**Directions for this task:**
Count how many of the lines below contain the string "label", with case counting, and give only that number.

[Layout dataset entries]
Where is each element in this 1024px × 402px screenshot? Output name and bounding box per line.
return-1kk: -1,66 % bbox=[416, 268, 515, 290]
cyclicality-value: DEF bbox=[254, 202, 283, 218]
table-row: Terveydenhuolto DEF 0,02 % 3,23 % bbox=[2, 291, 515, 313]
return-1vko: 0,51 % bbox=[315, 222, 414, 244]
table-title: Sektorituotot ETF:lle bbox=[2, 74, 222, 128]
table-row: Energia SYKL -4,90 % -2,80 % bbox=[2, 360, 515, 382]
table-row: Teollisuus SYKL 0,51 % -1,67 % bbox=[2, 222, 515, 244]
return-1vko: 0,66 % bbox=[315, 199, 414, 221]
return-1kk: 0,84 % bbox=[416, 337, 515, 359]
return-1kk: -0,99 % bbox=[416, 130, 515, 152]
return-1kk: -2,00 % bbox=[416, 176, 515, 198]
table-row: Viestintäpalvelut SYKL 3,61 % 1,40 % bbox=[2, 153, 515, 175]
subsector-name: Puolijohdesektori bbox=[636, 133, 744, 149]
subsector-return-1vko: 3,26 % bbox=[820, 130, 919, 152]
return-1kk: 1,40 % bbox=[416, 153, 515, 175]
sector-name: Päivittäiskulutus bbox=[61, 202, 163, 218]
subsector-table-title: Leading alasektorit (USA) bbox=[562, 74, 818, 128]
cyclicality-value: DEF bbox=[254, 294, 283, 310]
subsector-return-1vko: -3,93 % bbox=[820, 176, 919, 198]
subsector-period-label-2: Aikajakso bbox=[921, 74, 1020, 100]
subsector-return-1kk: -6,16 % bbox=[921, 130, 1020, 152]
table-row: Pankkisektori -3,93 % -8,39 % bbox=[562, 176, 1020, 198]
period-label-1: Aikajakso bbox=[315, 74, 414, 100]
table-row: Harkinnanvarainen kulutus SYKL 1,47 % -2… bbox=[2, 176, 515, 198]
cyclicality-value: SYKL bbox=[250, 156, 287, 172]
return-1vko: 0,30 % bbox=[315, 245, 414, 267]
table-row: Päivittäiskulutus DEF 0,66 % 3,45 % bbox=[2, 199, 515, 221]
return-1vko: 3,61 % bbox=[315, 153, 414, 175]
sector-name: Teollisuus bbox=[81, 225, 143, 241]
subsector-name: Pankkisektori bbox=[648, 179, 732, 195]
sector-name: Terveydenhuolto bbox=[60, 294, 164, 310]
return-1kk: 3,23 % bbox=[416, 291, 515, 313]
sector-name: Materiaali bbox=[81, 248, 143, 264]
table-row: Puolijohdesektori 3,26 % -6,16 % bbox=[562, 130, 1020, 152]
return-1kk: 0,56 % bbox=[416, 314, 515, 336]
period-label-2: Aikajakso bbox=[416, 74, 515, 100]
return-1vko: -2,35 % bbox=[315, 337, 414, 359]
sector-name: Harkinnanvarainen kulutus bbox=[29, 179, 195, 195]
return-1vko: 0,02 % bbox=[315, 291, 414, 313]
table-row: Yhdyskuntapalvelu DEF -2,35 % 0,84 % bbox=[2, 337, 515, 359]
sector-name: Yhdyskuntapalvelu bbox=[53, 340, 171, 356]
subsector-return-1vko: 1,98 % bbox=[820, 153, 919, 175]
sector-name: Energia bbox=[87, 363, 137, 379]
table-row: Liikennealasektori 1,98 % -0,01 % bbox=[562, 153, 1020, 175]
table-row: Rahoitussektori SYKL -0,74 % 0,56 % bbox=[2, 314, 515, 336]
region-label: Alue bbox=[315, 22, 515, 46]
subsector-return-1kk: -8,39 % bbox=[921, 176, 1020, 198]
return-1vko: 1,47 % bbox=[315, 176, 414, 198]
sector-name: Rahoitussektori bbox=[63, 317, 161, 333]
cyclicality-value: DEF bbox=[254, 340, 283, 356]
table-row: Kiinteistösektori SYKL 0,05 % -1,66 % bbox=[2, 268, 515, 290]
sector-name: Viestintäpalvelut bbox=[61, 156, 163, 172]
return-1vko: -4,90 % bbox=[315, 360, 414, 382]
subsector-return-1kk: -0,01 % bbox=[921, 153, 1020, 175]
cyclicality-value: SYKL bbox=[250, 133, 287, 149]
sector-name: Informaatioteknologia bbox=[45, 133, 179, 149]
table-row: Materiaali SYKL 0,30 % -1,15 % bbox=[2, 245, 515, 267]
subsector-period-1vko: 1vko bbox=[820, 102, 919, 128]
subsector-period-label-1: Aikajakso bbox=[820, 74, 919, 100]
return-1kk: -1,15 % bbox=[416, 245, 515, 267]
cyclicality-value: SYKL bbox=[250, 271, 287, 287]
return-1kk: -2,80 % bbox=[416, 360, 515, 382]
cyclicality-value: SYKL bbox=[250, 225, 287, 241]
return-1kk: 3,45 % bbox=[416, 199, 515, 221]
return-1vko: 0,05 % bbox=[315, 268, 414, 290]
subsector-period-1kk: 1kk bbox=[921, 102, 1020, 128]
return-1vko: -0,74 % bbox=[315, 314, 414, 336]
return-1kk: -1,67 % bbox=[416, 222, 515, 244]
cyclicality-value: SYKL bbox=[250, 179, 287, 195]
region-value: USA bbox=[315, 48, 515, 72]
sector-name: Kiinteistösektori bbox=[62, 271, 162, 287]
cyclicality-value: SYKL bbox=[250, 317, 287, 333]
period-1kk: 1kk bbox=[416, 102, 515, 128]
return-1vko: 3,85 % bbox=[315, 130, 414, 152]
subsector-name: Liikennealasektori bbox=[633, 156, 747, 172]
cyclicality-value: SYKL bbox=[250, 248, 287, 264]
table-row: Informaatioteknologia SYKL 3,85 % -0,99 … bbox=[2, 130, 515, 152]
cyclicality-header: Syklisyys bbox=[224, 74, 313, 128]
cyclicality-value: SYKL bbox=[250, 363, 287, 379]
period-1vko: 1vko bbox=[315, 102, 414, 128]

**Task output:**
5